- _Description of the task_: Treat the line containing "Decode this chart: output" as the first line and the final line of the material below as the last; reproduce that range exactly.

______________________________

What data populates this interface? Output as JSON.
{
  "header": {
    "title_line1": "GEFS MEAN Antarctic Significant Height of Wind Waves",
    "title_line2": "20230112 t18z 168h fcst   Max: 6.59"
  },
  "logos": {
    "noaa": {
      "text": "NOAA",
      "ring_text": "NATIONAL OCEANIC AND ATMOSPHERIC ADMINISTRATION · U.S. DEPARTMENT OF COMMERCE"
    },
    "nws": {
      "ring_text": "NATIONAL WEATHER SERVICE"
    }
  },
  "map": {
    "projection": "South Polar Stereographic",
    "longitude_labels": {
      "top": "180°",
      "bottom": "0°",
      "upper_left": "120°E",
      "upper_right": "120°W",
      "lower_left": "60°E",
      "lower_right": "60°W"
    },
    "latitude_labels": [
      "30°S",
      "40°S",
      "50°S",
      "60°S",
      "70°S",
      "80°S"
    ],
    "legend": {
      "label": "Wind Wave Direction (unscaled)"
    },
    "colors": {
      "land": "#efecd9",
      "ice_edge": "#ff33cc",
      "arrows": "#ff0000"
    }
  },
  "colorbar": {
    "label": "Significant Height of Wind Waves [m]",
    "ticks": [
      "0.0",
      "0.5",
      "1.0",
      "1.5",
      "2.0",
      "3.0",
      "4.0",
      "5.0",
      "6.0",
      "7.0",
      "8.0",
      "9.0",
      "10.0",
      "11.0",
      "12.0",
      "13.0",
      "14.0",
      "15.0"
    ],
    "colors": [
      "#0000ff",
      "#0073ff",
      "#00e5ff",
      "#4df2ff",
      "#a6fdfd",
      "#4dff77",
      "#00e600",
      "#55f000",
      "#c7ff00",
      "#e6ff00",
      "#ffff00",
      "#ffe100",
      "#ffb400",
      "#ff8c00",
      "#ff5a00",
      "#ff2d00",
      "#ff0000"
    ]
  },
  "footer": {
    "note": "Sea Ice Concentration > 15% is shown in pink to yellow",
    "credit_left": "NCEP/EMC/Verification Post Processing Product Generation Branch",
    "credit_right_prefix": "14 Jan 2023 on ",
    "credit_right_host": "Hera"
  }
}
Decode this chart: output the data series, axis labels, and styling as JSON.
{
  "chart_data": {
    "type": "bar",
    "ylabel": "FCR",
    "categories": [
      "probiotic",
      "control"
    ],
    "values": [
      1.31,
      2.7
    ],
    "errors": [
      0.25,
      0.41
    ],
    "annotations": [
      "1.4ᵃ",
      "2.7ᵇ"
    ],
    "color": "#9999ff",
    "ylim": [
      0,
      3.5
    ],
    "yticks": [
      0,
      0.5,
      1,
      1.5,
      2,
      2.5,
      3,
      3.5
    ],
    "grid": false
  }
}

______________________________

- _Completed exercise_:
Decode this chart: output the data series, axis labels, and styling as JSON.
{
  "chart_data": {
    "type": "bar",
    "ylabel": "FCR",
    "categories": [
      "probiotic",
      "control"
    ],
    "values": [
      1.31,
      2.7
    ],
    "errors": [
      0.25,
      0.41
    ],
    "annotations": [
      "1.4ᵃ",
      "2.7ᵇ"
    ],
    "color": "#9999ff",
    "ylim": [
      0,
      3.5
    ],
    "yticks": [
      0,
      0.5,
      1,
      1.5,
      2,
      2.5,
      3,
      3.5
    ],
    "grid": false
  }
}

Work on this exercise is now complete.